### WHAT YOU SHOULD DO:
Leave out the pictures and copy the remaining records exactly.
►
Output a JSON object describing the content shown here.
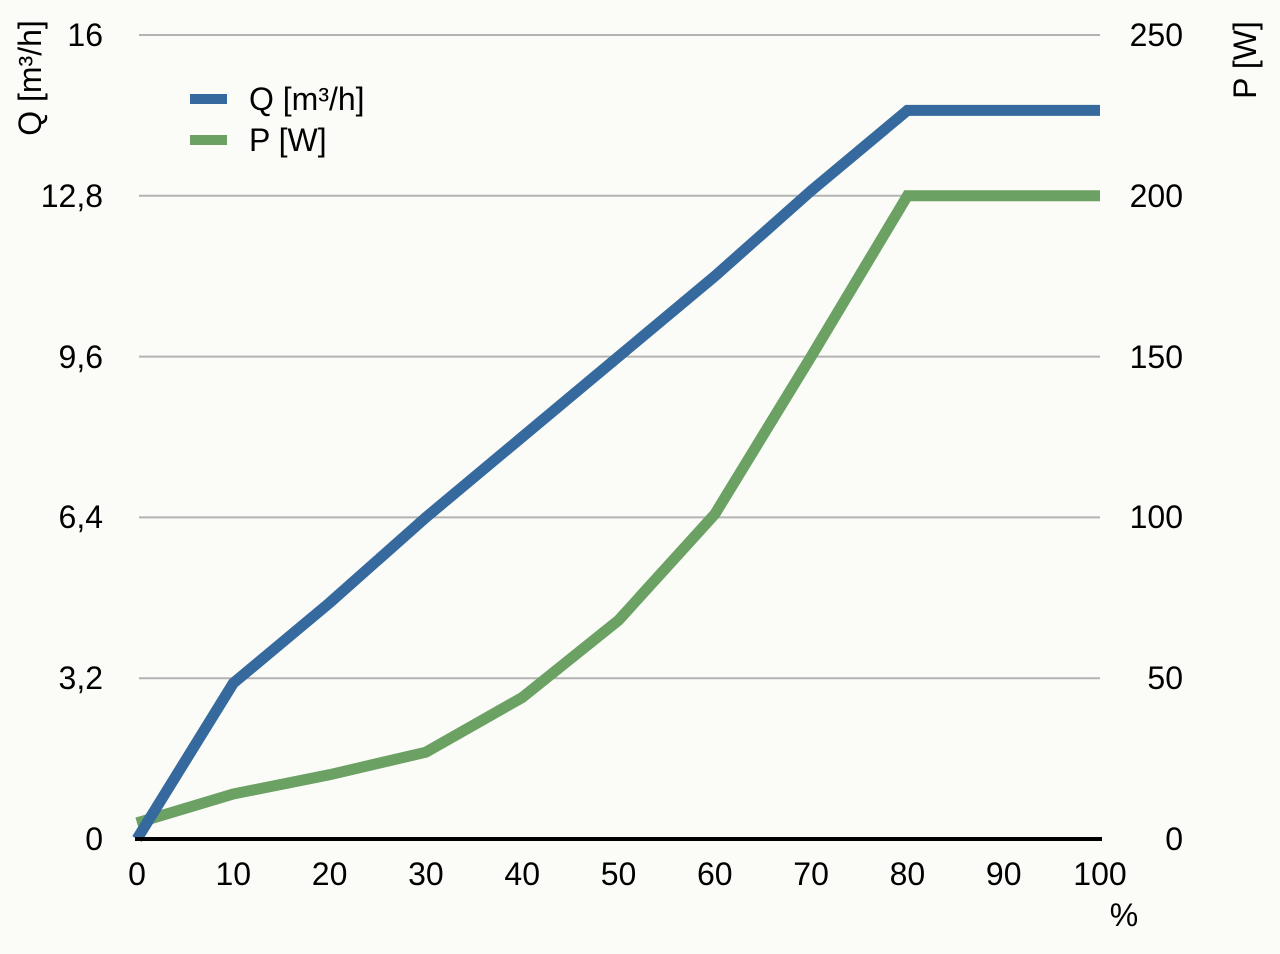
{
  "chart_data": {
    "type": "line",
    "title": "",
    "x": [
      0,
      10,
      20,
      30,
      40,
      50,
      60,
      70,
      80,
      90,
      100
    ],
    "x_axis": {
      "tick_labels": [
        "0",
        "10",
        "20",
        "30",
        "40",
        "50",
        "60",
        "70",
        "80",
        "90",
        "100"
      ],
      "tick_values": [
        0,
        10,
        20,
        30,
        40,
        50,
        60,
        70,
        80,
        90,
        100
      ],
      "unit_label": "%",
      "range": [
        0,
        100
      ]
    },
    "left_axis": {
      "title": "Q [m³/h]",
      "tick_labels": [
        "16",
        "12,8",
        "9,6",
        "6,4",
        "3,2",
        "0"
      ],
      "tick_values": [
        16,
        12.8,
        9.6,
        6.4,
        3.2,
        0
      ],
      "range": [
        0,
        16
      ]
    },
    "right_axis": {
      "title": "P [W]",
      "tick_labels": [
        "250",
        "200",
        "150",
        "100",
        "50",
        "0"
      ],
      "tick_values": [
        250,
        200,
        150,
        100,
        50,
        0
      ],
      "range": [
        0,
        250
      ]
    },
    "series": [
      {
        "name": "Q [m³/h]",
        "axis": "left",
        "color": "#36699d",
        "values": [
          0,
          3.1,
          4.7,
          6.4,
          8.0,
          9.6,
          11.2,
          12.9,
          14.5,
          14.5,
          14.5
        ]
      },
      {
        "name": "P [W]",
        "axis": "right",
        "color": "#6ba163",
        "values": [
          5,
          14,
          20,
          27,
          44,
          68,
          101,
          150,
          200,
          200,
          200
        ]
      }
    ],
    "legend": {
      "position": "top-left-inside",
      "entries": [
        {
          "label": "Q [m³/h]",
          "color": "#36699d"
        },
        {
          "label": "P [W]",
          "color": "#6ba163"
        }
      ]
    },
    "grid": {
      "show": true,
      "color": "#b3b3b3"
    },
    "axis_line_color": "#000000",
    "line_width": 11
  }
}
◄
### FINISHED TASK:
Output a JSON object describing the content shown here.
{
  "chart_data": {
    "type": "line",
    "title": "",
    "x": [
      0,
      10,
      20,
      30,
      40,
      50,
      60,
      70,
      80,
      90,
      100
    ],
    "x_axis": {
      "tick_labels": [
        "0",
        "10",
        "20",
        "30",
        "40",
        "50",
        "60",
        "70",
        "80",
        "90",
        "100"
      ],
      "tick_values": [
        0,
        10,
        20,
        30,
        40,
        50,
        60,
        70,
        80,
        90,
        100
      ],
      "unit_label": "%",
      "range": [
        0,
        100
      ]
    },
    "left_axis": {
      "title": "Q [m³/h]",
      "tick_labels": [
        "16",
        "12,8",
        "9,6",
        "6,4",
        "3,2",
        "0"
      ],
      "tick_values": [
        16,
        12.8,
        9.6,
        6.4,
        3.2,
        0
      ],
      "range": [
        0,
        16
      ]
    },
    "right_axis": {
      "title": "P [W]",
      "tick_labels": [
        "250",
        "200",
        "150",
        "100",
        "50",
        "0"
      ],
      "tick_values": [
        250,
        200,
        150,
        100,
        50,
        0
      ],
      "range": [
        0,
        250
      ]
    },
    "series": [
      {
        "name": "Q [m³/h]",
        "axis": "left",
        "color": "#36699d",
        "values": [
          0,
          3.1,
          4.7,
          6.4,
          8.0,
          9.6,
          11.2,
          12.9,
          14.5,
          14.5,
          14.5
        ]
      },
      {
        "name": "P [W]",
        "axis": "right",
        "color": "#6ba163",
        "values": [
          5,
          14,
          20,
          27,
          44,
          68,
          101,
          150,
          200,
          200,
          200
        ]
      }
    ],
    "legend": {
      "position": "top-left-inside",
      "entries": [
        {
          "label": "Q [m³/h]",
          "color": "#36699d"
        },
        {
          "label": "P [W]",
          "color": "#6ba163"
        }
      ]
    },
    "grid": {
      "show": true,
      "color": "#b3b3b3"
    },
    "axis_line_color": "#000000",
    "line_width": 11
  }
}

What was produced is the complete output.